(Items from a data source)
-- Start --

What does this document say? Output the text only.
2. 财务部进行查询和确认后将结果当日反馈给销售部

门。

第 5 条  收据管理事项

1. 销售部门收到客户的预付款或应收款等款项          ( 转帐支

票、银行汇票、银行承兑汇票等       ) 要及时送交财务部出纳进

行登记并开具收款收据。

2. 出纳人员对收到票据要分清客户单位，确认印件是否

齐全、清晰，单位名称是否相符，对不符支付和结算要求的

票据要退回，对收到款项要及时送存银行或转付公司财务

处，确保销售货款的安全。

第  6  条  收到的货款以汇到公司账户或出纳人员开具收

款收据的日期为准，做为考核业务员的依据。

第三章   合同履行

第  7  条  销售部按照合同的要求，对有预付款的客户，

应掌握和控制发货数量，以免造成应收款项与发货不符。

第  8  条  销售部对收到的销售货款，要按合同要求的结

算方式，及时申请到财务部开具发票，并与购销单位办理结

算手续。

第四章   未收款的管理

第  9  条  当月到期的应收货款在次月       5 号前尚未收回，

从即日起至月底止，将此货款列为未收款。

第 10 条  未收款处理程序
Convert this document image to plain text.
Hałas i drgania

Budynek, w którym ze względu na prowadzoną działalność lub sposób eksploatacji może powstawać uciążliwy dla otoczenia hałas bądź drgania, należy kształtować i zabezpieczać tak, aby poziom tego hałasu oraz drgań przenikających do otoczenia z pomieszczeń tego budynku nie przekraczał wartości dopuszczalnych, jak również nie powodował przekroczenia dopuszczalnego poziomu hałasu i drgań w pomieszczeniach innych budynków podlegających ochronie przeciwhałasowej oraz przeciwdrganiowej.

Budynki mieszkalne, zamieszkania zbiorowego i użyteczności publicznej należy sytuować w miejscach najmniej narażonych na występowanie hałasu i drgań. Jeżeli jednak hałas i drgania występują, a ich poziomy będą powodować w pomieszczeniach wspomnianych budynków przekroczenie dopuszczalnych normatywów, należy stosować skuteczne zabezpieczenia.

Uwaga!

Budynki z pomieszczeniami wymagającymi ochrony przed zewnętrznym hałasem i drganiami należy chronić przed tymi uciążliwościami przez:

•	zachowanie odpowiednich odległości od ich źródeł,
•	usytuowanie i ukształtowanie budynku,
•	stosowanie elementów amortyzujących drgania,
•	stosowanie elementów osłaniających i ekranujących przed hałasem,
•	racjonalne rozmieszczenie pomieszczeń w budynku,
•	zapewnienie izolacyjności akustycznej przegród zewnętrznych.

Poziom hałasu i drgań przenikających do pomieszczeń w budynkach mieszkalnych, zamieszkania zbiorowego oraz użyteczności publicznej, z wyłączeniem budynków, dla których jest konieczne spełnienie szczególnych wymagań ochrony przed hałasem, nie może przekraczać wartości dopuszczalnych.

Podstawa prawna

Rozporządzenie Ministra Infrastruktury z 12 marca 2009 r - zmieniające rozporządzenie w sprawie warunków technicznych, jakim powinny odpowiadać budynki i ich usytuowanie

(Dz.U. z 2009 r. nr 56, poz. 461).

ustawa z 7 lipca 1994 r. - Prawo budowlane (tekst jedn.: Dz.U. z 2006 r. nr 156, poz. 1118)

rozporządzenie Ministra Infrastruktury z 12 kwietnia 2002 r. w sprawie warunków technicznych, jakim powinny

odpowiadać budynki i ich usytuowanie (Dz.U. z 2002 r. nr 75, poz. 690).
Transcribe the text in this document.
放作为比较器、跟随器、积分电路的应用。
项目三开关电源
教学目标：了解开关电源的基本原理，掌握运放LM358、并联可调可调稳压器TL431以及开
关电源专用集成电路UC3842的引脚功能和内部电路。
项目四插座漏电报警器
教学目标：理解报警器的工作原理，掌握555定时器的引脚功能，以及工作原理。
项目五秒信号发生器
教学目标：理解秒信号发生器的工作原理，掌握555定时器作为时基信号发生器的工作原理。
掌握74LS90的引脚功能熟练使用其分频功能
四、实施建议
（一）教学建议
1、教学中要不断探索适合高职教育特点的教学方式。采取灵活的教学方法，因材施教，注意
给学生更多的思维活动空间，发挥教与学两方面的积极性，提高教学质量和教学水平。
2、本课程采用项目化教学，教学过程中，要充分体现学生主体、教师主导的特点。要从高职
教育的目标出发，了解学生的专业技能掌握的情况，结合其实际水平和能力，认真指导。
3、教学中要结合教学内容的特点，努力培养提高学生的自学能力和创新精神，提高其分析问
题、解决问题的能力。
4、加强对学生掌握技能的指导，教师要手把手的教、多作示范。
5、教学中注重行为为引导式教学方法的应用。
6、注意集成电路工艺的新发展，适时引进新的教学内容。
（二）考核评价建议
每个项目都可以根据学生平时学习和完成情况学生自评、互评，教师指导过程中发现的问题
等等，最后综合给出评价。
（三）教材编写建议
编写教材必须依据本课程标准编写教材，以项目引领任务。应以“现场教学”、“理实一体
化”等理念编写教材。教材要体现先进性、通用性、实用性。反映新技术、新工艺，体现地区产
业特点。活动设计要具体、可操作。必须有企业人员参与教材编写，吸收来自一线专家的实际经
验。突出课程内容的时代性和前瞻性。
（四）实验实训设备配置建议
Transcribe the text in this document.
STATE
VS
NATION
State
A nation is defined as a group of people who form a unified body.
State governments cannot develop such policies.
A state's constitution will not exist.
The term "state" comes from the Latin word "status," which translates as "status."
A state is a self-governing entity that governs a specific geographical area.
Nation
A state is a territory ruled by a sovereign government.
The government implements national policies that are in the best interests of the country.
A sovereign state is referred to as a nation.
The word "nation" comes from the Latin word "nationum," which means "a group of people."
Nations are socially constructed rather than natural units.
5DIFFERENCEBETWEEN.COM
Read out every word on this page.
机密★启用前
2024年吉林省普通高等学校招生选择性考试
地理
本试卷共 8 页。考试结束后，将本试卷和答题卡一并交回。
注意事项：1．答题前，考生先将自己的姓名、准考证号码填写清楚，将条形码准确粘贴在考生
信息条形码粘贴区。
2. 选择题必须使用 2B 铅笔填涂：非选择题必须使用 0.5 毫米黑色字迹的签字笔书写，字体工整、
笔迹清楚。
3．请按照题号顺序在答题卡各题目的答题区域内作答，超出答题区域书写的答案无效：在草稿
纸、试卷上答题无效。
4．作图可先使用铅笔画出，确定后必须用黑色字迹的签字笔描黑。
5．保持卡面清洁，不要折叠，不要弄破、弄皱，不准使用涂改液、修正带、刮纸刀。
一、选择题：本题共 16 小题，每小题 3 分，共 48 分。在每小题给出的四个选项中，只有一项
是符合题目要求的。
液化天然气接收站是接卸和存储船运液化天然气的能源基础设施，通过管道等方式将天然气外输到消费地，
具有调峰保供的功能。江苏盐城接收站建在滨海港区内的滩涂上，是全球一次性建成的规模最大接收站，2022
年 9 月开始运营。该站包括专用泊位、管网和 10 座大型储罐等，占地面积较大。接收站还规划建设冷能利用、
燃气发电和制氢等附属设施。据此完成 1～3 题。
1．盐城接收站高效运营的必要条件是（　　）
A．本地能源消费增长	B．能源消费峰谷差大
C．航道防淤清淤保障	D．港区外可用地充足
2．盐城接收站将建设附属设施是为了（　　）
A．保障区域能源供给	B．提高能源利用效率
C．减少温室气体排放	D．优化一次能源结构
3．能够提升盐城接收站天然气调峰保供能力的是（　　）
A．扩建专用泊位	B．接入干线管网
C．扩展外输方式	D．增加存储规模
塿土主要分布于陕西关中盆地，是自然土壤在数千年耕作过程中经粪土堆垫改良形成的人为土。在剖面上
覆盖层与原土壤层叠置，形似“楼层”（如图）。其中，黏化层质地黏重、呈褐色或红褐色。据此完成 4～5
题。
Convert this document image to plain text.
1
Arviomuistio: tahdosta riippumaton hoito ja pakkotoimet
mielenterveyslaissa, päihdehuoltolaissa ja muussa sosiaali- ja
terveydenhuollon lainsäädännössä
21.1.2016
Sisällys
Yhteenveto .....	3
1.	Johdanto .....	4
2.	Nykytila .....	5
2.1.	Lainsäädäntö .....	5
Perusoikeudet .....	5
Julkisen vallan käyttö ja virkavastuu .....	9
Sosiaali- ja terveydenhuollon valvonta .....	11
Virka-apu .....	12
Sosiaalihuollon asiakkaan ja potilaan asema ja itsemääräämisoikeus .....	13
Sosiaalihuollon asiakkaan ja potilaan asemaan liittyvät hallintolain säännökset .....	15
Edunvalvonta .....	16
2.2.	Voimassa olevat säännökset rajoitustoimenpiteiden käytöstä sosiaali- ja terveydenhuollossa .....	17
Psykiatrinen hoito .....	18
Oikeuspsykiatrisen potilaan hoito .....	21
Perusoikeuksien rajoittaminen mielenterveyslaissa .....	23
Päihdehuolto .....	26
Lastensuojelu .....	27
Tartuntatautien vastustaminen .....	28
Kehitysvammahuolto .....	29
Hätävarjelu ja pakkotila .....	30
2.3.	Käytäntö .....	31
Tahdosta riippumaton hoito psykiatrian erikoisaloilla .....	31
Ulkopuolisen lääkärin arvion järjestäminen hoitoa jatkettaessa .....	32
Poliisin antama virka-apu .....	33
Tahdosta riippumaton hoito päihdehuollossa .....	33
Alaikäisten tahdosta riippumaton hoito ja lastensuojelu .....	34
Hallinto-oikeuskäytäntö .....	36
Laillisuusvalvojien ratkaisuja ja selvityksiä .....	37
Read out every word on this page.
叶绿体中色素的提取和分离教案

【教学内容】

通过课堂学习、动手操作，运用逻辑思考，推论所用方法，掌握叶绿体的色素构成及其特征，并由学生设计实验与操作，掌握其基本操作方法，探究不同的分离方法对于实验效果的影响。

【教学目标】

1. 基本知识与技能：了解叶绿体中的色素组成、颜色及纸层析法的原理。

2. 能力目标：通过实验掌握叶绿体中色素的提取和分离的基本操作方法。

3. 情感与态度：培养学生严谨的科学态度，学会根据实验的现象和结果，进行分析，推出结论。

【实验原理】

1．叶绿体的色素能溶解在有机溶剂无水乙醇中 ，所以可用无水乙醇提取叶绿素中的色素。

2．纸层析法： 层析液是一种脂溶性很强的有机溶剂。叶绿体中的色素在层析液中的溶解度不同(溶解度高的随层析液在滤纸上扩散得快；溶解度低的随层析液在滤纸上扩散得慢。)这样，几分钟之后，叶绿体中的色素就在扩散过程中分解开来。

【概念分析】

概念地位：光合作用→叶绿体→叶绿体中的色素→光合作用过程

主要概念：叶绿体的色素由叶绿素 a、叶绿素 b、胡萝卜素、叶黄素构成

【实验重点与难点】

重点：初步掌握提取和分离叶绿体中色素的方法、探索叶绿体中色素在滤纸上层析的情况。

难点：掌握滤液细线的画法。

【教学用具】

-- End --

» OBJECTIVE: Gather and return every line that holds the string "säännökset".

» FINAL RESULT:
Sosiaalihuollon asiakkaan ja potilaan asemaan liittyvät hallintolain säännökset .....	15
2.2.	Voimassa olevat säännökset rajoitustoimenpiteiden käytöstä sosiaali- ja terveydenhuollossa .....	17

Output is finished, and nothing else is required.